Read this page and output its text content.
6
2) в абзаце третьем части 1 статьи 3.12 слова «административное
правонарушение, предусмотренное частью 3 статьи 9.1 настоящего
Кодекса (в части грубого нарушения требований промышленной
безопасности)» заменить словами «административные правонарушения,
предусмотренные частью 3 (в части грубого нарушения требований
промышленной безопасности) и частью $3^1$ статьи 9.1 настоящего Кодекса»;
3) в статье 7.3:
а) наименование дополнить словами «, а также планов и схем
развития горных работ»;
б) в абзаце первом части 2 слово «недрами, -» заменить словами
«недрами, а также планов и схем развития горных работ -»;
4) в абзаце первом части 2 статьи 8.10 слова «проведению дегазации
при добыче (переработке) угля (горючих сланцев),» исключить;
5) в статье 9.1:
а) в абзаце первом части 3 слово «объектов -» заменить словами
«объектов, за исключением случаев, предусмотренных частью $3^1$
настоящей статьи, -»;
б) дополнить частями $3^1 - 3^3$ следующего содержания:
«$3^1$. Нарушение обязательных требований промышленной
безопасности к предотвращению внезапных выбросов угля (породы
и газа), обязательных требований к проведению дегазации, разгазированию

# WHAT THE EXERCISE ASKS
Output every line above without altering anything.

# COMPLETE ANSWER
Read this page and output its text content.
6
2) в абзаце третьем части 1 статьи 3.12 слова «административное
правонарушение, предусмотренное частью 3 статьи 9.1 настоящего
Кодекса (в части грубого нарушения требований промышленной
безопасности)» заменить словами «административные правонарушения,
предусмотренные частью 3 (в части грубого нарушения требований
промышленной безопасности) и частью $3^1$ статьи 9.1 настоящего Кодекса»;
3) в статье 7.3:
а) наименование дополнить словами «, а также планов и схем
развития горных работ»;
б) в абзаце первом части 2 слово «недрами, -» заменить словами
«недрами, а также планов и схем развития горных работ -»;
4) в абзаце первом части 2 статьи 8.10 слова «проведению дегазации
при добыче (переработке) угля (горючих сланцев),» исключить;
5) в статье 9.1:
а) в абзаце первом части 3 слово «объектов -» заменить словами
«объектов, за исключением случаев, предусмотренных частью $3^1$
настоящей статьи, -»;
б) дополнить частями $3^1 - 3^3$ следующего содержания:
«$3^1$. Нарушение обязательных требований промышленной
безопасности к предотвращению внезапных выбросов угля (породы
и газа), обязательных требований к проведению дегазации, разгазированию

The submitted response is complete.